● **What is needed**
Without further comment, state how many lines in the listing below contain the word "JSON".

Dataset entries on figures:
------------

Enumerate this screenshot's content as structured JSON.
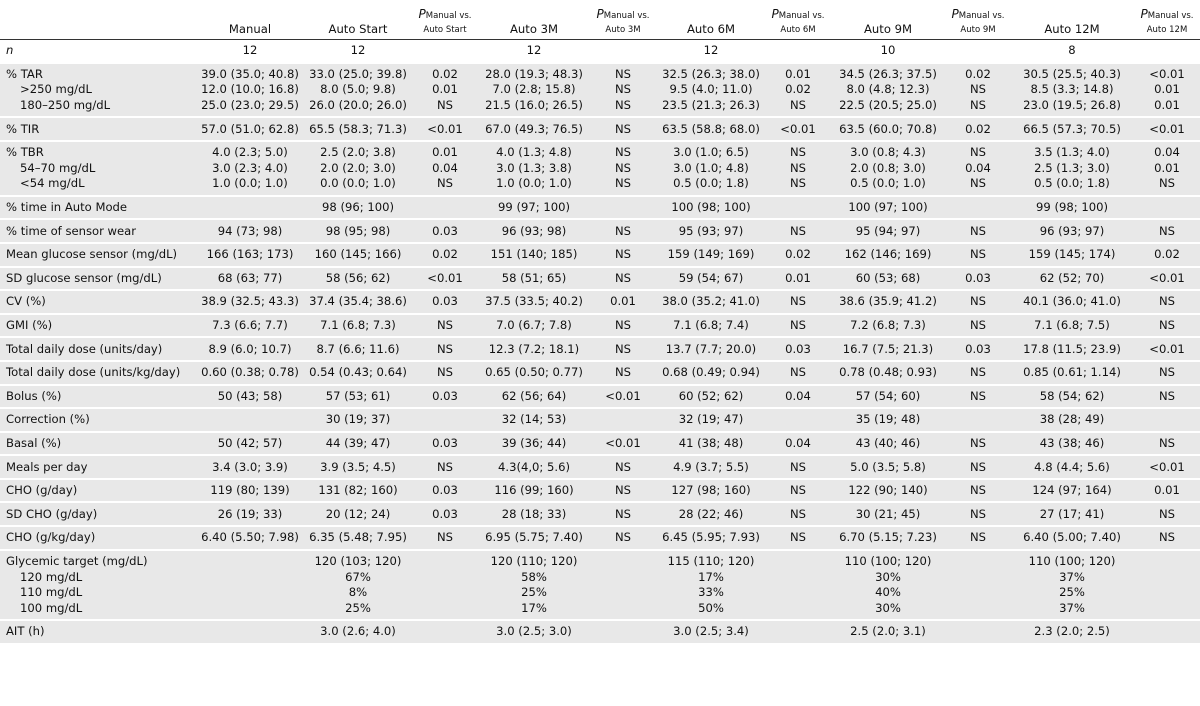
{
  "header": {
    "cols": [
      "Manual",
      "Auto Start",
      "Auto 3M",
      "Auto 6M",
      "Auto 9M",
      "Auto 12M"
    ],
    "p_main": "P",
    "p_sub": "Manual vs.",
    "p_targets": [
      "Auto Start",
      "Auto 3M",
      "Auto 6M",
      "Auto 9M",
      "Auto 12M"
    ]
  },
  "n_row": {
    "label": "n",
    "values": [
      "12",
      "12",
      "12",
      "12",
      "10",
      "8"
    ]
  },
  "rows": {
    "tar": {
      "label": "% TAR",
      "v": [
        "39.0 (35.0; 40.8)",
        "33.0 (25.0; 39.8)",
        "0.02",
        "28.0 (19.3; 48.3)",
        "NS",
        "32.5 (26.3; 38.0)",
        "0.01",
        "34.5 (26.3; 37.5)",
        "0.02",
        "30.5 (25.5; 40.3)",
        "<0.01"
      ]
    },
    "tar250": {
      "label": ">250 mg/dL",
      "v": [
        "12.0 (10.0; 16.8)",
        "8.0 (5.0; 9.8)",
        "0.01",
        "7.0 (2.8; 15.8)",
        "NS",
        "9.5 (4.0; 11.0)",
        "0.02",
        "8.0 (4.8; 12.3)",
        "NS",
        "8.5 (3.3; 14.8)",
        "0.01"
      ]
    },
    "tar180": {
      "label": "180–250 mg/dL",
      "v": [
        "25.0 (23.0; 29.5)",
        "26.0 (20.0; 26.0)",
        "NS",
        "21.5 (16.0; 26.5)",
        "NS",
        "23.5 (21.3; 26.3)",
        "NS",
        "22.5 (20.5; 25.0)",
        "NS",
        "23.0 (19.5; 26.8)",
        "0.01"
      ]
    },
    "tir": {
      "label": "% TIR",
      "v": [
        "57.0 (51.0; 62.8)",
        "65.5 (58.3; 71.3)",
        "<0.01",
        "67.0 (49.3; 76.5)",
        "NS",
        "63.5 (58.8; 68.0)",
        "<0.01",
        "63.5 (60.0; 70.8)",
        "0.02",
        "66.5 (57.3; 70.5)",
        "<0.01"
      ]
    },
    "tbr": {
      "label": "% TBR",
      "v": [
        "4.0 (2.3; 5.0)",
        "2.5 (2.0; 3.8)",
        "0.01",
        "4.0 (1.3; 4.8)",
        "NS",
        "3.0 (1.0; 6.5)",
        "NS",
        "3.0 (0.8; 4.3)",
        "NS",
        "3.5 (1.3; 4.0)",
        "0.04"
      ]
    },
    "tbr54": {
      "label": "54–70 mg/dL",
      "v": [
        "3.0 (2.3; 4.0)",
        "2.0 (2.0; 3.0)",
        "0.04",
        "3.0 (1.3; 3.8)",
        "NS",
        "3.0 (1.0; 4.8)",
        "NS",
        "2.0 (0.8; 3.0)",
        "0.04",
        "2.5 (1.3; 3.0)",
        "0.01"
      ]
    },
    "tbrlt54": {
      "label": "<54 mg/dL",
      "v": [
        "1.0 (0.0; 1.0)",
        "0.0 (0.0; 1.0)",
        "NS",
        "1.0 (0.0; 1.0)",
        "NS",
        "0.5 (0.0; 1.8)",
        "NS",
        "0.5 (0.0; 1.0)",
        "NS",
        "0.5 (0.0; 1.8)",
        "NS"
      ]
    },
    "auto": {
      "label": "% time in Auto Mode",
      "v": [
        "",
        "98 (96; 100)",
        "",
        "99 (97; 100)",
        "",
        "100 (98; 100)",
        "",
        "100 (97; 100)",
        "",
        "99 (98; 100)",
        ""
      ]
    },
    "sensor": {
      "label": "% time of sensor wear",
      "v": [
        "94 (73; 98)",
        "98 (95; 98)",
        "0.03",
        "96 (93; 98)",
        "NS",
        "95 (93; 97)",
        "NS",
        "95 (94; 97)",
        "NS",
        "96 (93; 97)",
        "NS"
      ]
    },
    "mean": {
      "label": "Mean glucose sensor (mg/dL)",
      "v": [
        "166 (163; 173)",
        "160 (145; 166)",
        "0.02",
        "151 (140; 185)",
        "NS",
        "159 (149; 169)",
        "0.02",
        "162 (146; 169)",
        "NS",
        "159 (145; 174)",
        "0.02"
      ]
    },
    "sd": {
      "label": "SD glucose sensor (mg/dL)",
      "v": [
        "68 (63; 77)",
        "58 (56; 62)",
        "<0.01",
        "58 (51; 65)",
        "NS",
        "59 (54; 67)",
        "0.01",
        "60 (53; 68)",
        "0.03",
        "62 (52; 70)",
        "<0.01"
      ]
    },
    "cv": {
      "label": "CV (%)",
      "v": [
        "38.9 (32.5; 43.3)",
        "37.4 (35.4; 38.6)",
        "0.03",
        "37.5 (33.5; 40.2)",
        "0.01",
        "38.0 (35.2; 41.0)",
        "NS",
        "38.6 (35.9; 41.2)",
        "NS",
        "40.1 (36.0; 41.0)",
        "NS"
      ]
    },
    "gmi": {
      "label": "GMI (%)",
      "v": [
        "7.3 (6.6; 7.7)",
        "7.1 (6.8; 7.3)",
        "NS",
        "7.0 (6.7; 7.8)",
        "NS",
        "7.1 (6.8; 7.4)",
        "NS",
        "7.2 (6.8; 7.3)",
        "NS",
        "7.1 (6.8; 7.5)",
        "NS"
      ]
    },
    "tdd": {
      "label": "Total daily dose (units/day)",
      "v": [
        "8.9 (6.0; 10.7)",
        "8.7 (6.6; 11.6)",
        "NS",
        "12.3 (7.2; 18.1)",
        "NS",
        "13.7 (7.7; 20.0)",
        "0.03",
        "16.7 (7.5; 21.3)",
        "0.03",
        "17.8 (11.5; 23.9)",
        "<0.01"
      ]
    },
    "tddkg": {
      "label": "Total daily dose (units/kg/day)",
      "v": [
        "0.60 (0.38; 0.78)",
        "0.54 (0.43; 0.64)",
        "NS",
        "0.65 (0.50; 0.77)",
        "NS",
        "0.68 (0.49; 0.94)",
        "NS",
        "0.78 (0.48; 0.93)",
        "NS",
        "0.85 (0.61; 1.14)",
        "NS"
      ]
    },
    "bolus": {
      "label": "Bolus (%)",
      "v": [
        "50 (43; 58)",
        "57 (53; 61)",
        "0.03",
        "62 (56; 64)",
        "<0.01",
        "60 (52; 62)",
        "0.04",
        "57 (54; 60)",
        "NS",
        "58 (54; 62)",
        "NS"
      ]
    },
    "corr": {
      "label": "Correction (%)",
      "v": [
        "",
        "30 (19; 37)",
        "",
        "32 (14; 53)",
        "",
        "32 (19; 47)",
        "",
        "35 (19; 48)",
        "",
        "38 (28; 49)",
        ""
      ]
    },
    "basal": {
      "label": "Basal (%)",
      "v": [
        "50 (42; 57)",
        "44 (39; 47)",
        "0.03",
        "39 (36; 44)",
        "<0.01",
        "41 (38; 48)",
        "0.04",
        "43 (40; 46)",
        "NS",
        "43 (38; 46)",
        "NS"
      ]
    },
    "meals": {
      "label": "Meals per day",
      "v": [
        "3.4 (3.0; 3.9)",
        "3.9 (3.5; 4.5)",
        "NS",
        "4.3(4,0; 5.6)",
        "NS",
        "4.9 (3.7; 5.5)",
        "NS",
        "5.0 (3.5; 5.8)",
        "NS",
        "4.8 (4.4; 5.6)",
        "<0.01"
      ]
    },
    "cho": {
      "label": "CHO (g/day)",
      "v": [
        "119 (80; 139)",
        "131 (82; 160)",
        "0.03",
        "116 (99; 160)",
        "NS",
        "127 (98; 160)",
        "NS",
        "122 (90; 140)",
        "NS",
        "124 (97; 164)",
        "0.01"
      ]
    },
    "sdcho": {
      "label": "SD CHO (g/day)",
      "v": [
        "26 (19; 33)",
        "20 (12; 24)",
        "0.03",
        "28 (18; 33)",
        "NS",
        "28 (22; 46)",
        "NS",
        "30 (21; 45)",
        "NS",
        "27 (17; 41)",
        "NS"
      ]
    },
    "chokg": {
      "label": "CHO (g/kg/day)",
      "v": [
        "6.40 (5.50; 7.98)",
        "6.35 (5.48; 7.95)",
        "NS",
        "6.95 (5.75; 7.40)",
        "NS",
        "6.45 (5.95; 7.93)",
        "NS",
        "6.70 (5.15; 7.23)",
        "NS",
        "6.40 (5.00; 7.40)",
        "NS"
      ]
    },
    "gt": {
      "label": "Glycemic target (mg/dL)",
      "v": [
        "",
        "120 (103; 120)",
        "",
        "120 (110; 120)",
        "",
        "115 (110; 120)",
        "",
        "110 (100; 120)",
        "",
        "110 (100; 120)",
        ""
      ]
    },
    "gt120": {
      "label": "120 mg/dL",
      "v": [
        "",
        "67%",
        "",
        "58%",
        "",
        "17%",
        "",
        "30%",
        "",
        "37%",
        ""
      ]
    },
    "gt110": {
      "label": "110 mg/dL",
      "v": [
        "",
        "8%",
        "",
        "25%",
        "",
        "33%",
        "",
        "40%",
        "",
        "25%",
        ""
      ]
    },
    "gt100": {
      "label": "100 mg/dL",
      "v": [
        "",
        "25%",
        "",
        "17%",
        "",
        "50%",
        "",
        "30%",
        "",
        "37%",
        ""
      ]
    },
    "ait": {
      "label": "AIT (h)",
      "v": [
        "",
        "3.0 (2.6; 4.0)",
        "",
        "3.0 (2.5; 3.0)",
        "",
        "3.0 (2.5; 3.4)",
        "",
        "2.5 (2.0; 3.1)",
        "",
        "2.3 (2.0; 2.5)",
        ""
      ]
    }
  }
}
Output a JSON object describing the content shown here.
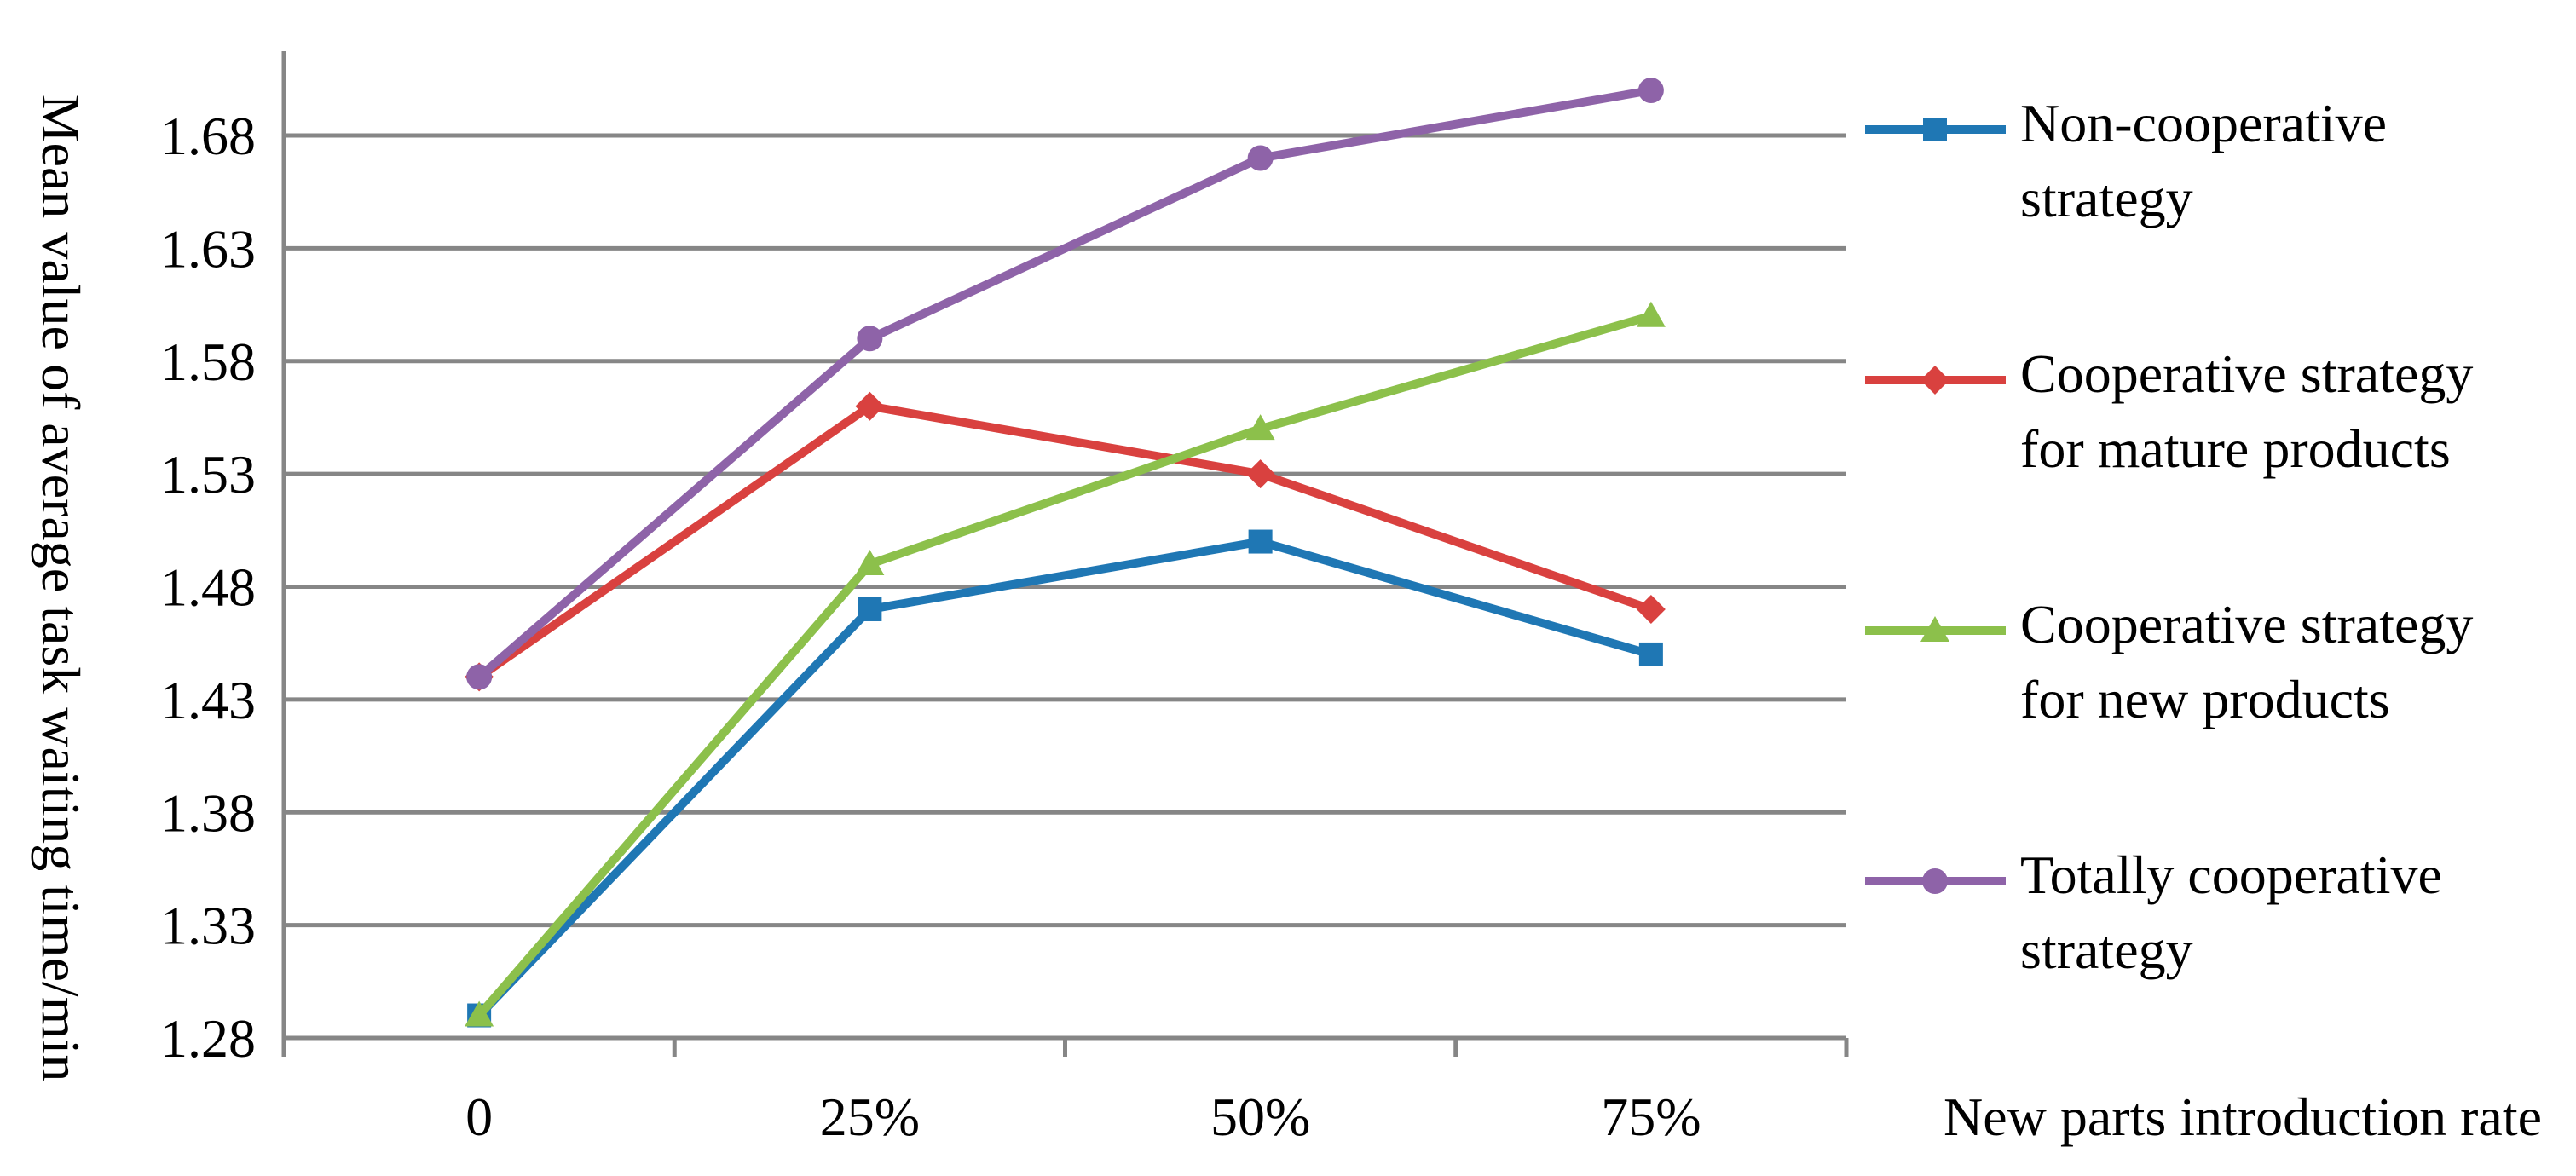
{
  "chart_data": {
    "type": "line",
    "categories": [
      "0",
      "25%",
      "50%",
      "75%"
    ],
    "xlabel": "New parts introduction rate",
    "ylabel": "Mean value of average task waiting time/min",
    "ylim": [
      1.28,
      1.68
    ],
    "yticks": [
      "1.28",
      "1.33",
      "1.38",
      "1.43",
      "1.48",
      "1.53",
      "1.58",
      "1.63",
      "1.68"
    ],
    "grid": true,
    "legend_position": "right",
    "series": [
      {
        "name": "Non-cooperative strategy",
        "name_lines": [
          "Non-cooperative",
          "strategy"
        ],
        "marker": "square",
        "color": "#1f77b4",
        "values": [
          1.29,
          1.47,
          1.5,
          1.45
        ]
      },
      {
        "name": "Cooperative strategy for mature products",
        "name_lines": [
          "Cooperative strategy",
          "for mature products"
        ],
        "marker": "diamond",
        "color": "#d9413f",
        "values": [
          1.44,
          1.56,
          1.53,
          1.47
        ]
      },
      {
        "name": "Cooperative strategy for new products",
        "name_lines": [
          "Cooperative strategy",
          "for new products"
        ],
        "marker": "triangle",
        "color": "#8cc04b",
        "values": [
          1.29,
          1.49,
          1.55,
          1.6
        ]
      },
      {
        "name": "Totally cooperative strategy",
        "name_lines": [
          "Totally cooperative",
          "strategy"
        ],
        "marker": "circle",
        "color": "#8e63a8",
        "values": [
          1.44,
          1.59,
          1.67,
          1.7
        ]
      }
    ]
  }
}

------------

● **Exercise response**
2